Reproduce every record exactly as it appears, but not the pictures.

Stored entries
§ §

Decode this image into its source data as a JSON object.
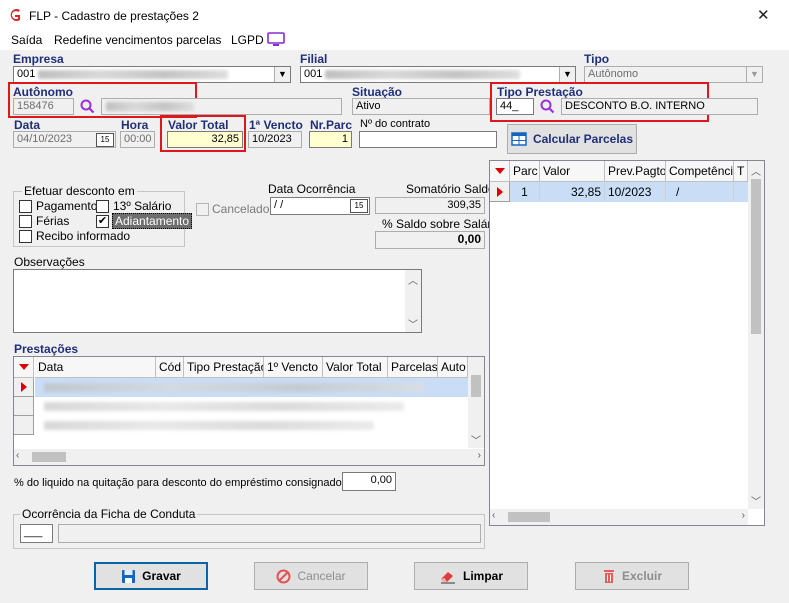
{
  "window": {
    "title": "FLP - Cadastro de prestações 2",
    "close": "✕"
  },
  "menu": {
    "saida": "Saída",
    "redefine": "Redefine vencimentos parcelas",
    "lgpd": "LGPD"
  },
  "empresa": {
    "label": "Empresa",
    "value": "001"
  },
  "filial": {
    "label": "Filial",
    "value": "001"
  },
  "tipo": {
    "label": "Tipo",
    "value": "Autônomo"
  },
  "autonomo": {
    "label": "Autônomo",
    "code": "158476"
  },
  "situacao": {
    "label": "Situação",
    "value": "Ativo"
  },
  "tipo_prestacao": {
    "label": "Tipo Prestação",
    "code": "44_",
    "value": "DESCONTO B.O. INTERNO"
  },
  "data": {
    "label": "Data",
    "value": "04/10/2023"
  },
  "hora": {
    "label": "Hora",
    "value": "00:00"
  },
  "valor_total": {
    "label": "Valor Total",
    "value": "32,85"
  },
  "primeiro_vencto": {
    "label": "1ª Vencto",
    "value": "10/2023"
  },
  "nr_parc": {
    "label": "Nr.Parc",
    "value": "1"
  },
  "nr_contrato": {
    "label": "Nº do contrato",
    "value": ""
  },
  "calcular_label": "Calcular Parcelas",
  "efetuar": {
    "title": "Efetuar desconto em",
    "pagamento": "Pagamento",
    "decimo": "13º Salário",
    "ferias": "Férias",
    "adiantamento": "Adiantamento",
    "recibo": "Recibo informado",
    "checked_adiantamento": "✔"
  },
  "cancelado_label": "Cancelado",
  "data_ocorrencia": {
    "label": "Data Ocorrência",
    "value": " / /"
  },
  "somatorio": {
    "label": "Somatório Saldo",
    "value": "309,35"
  },
  "saldo_salario": {
    "label": "% Saldo sobre Salário",
    "value": "0,00"
  },
  "observacoes_label": "Observações",
  "prestacoes": {
    "label": "Prestações",
    "columns": [
      "Data",
      "Cód",
      "Tipo Prestação",
      "1º Vencto",
      "Valor Total",
      "Parcelas",
      "Auto"
    ]
  },
  "parcelas_grid": {
    "columns": [
      "Parc",
      "Valor",
      "Prev.Pagto",
      "Competência",
      "T"
    ],
    "rows": [
      {
        "parc": "1",
        "valor": "32,85",
        "prev": "10/2023",
        "comp": "/"
      }
    ]
  },
  "consignado": {
    "label": "% do liquido na quitação para desconto do empréstimo consignado",
    "value": "0,00"
  },
  "ficha": {
    "label": "Ocorrência da Ficha de Conduta",
    "code": "___"
  },
  "buttons": {
    "gravar": "Gravar",
    "cancelar": "Cancelar",
    "limpar": "Limpar",
    "excluir": "Excluir"
  },
  "colors": {
    "highlight_box": "#e0161b",
    "accent_blue": "#1f2f7a",
    "selected_row": "#c9ddf6"
  }
}
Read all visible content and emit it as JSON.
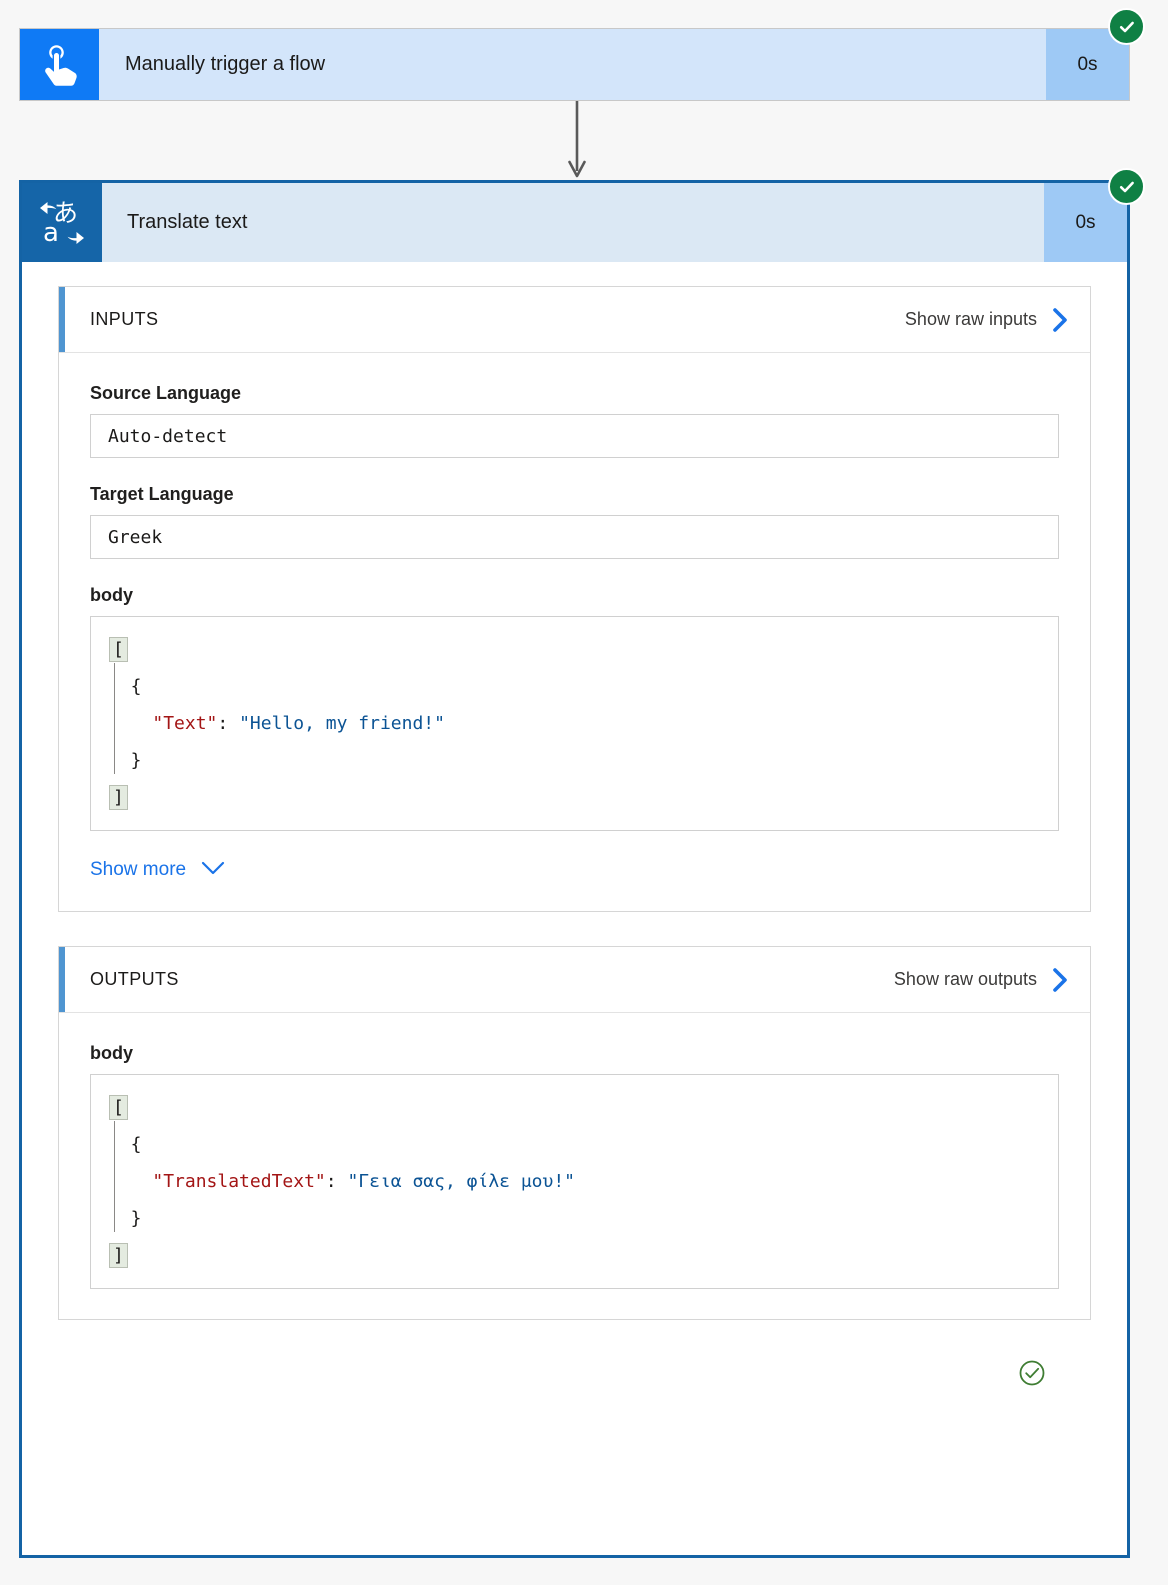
{
  "trigger": {
    "icon": "tap-hand-icon",
    "title": "Manually trigger a flow",
    "duration": "0s",
    "status": "succeeded"
  },
  "action": {
    "icon": "translate-icon",
    "title": "Translate text",
    "duration": "0s",
    "status": "succeeded",
    "footer_status_icon": "check-circle-outline-icon"
  },
  "inputs": {
    "title": "INPUTS",
    "raw_link": "Show raw inputs",
    "raw_link_icon": "chevron-right-icon",
    "fields": [
      {
        "label": "Source Language",
        "value": "Auto-detect"
      },
      {
        "label": "Target Language",
        "value": "Greek"
      }
    ],
    "body_label": "body",
    "body_lines": [
      {
        "type": "bracket",
        "text": "["
      },
      {
        "type": "punct",
        "text": "  {"
      },
      {
        "type": "pair",
        "indent": "    ",
        "key": "\"Text\"",
        "sep": ": ",
        "value": "\"Hello, my friend!\""
      },
      {
        "type": "punct",
        "text": "  }"
      },
      {
        "type": "bracket",
        "text": "]"
      }
    ],
    "show_more": "Show more",
    "show_more_icon": "chevron-down-icon"
  },
  "outputs": {
    "title": "OUTPUTS",
    "raw_link": "Show raw outputs",
    "raw_link_icon": "chevron-right-icon",
    "body_label": "body",
    "body_lines": [
      {
        "type": "bracket",
        "text": "["
      },
      {
        "type": "punct",
        "text": "  {"
      },
      {
        "type": "pair",
        "indent": "    ",
        "key": "\"TranslatedText\"",
        "sep": ": ",
        "value": "\"Γεια σας, φίλε μου!\""
      },
      {
        "type": "punct",
        "text": "  }"
      },
      {
        "type": "bracket",
        "text": "]"
      }
    ]
  },
  "colors": {
    "trigger_icon_bg": "#0f7af5",
    "trigger_title_bg": "#d3e5fa",
    "duration_bg": "#9ec9f5",
    "action_icon_bg": "#1565a8",
    "action_title_bg": "#dbe8f4",
    "action_border": "#1463a5",
    "status_green": "#0f8044",
    "accent_blue": "#4f95d1",
    "link_blue": "#1a73e8",
    "json_key": "#a31515",
    "json_string": "#0b5394",
    "page_bg": "#f7f7f7"
  }
}
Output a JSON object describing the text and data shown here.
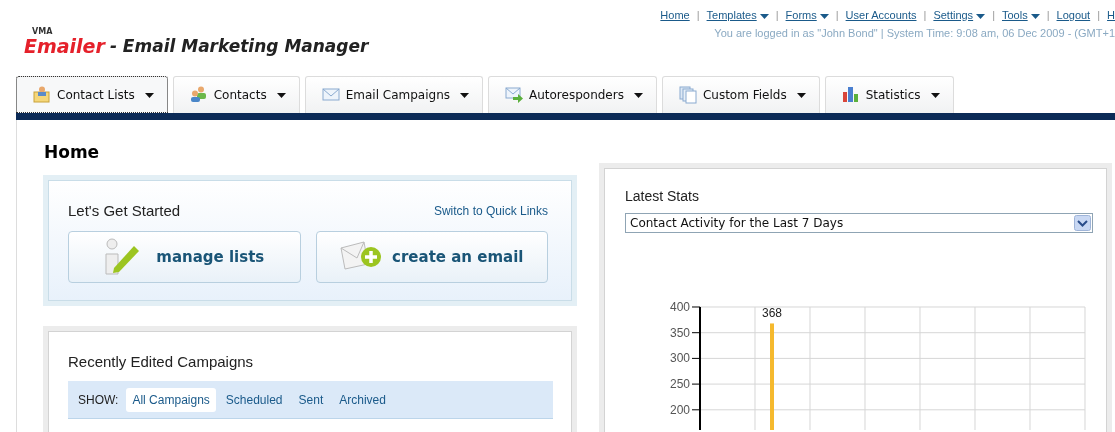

§ §

• **The answer**:
Decode this image into its source data as a JSON object.
{
  "window": {
    "title": "FLP - Cadastro de prestações 2",
    "close": "✕"
  },
  "menu": {
    "saida": "Saída",
    "redefine": "Redefine vencimentos parcelas",
    "lgpd": "LGPD"
  },
  "empresa": {
    "label": "Empresa",
    "value": "001"
  },
  "filial": {
    "label": "Filial",
    "value": "001"
  },
  "tipo": {
    "label": "Tipo",
    "value": "Autônomo"
  },
  "autonomo": {
    "label": "Autônomo",
    "code": "158476"
  },
  "situacao": {
    "label": "Situação",
    "value": "Ativo"
  },
  "tipo_prestacao": {
    "label": "Tipo Prestação",
    "code": "44_",
    "value": "DESCONTO B.O. INTERNO"
  },
  "data": {
    "label": "Data",
    "value": "04/10/2023"
  },
  "hora": {
    "label": "Hora",
    "value": "00:00"
  },
  "valor_total": {
    "label": "Valor Total",
    "value": "32,85"
  },
  "primeiro_vencto": {
    "label": "1ª Vencto",
    "value": "10/2023"
  },
  "nr_parc": {
    "label": "Nr.Parc",
    "value": "1"
  },
  "nr_contrato": {
    "label": "Nº do contrato",
    "value": ""
  },
  "calcular_label": "Calcular Parcelas",
  "efetuar": {
    "title": "Efetuar desconto em",
    "pagamento": "Pagamento",
    "decimo": "13º Salário",
    "ferias": "Férias",
    "adiantamento": "Adiantamento",
    "recibo": "Recibo informado",
    "checked_adiantamento": "✔"
  },
  "cancelado_label": "Cancelado",
  "data_ocorrencia": {
    "label": "Data Ocorrência",
    "value": " / /"
  },
  "somatorio": {
    "label": "Somatório Saldo",
    "value": "309,35"
  },
  "saldo_salario": {
    "label": "% Saldo sobre Salário",
    "value": "0,00"
  },
  "observacoes_label": "Observações",
  "prestacoes": {
    "label": "Prestações",
    "columns": [
      "Data",
      "Cód",
      "Tipo Prestação",
      "1º Vencto",
      "Valor Total",
      "Parcelas",
      "Auto"
    ]
  },
  "parcelas_grid": {
    "columns": [
      "Parc",
      "Valor",
      "Prev.Pagto",
      "Competência",
      "T"
    ],
    "rows": [
      {
        "parc": "1",
        "valor": "32,85",
        "prev": "10/2023",
        "comp": "/"
      }
    ]
  },
  "consignado": {
    "label": "% do liquido na quitação para desconto do empréstimo consignado",
    "value": "0,00"
  },
  "ficha": {
    "label": "Ocorrência da Ficha de Conduta",
    "code": "___"
  },
  "buttons": {
    "gravar": "Gravar",
    "cancelar": "Cancelar",
    "limpar": "Limpar",
    "excluir": "Excluir"
  },
  "colors": {
    "highlight_box": "#e0161b",
    "accent_blue": "#1f2f7a",
    "selected_row": "#c9ddf6"
  }
}
Read all visible content and emit it as JSON.
{
  "trigger": {
    "icon": "tap-hand-icon",
    "title": "Manually trigger a flow",
    "duration": "0s",
    "status": "succeeded"
  },
  "action": {
    "icon": "translate-icon",
    "title": "Translate text",
    "duration": "0s",
    "status": "succeeded",
    "footer_status_icon": "check-circle-outline-icon"
  },
  "inputs": {
    "title": "INPUTS",
    "raw_link": "Show raw inputs",
    "raw_link_icon": "chevron-right-icon",
    "fields": [
      {
        "label": "Source Language",
        "value": "Auto-detect"
      },
      {
        "label": "Target Language",
        "value": "Greek"
      }
    ],
    "body_label": "body",
    "body_lines": [
      {
        "type": "bracket",
        "text": "["
      },
      {
        "type": "punct",
        "text": "  {"
      },
      {
        "type": "pair",
        "indent": "    ",
        "key": "\"Text\"",
        "sep": ": ",
        "value": "\"Hello, my friend!\""
      },
      {
        "type": "punct",
        "text": "  }"
      },
      {
        "type": "bracket",
        "text": "]"
      }
    ],
    "show_more": "Show more",
    "show_more_icon": "chevron-down-icon"
  },
  "outputs": {
    "title": "OUTPUTS",
    "raw_link": "Show raw outputs",
    "raw_link_icon": "chevron-right-icon",
    "body_label": "body",
    "body_lines": [
      {
        "type": "bracket",
        "text": "["
      },
      {
        "type": "punct",
        "text": "  {"
      },
      {
        "type": "pair",
        "indent": "    ",
        "key": "\"TranslatedText\"",
        "sep": ": ",
        "value": "\"Γεια σας, φίλε μου!\""
      },
      {
        "type": "punct",
        "text": "  }"
      },
      {
        "type": "bracket",
        "text": "]"
      }
    ]
  },
  "colors": {
    "trigger_icon_bg": "#0f7af5",
    "trigger_title_bg": "#d3e5fa",
    "duration_bg": "#9ec9f5",
    "action_icon_bg": "#1565a8",
    "action_title_bg": "#dbe8f4",
    "action_border": "#1463a5",
    "status_green": "#0f8044",
    "accent_blue": "#4f95d1",
    "link_blue": "#1a73e8",
    "json_key": "#a31515",
    "json_string": "#0b5394",
    "page_bg": "#f7f7f7"
  }
}
Output a JSON object describing the text and data shown here.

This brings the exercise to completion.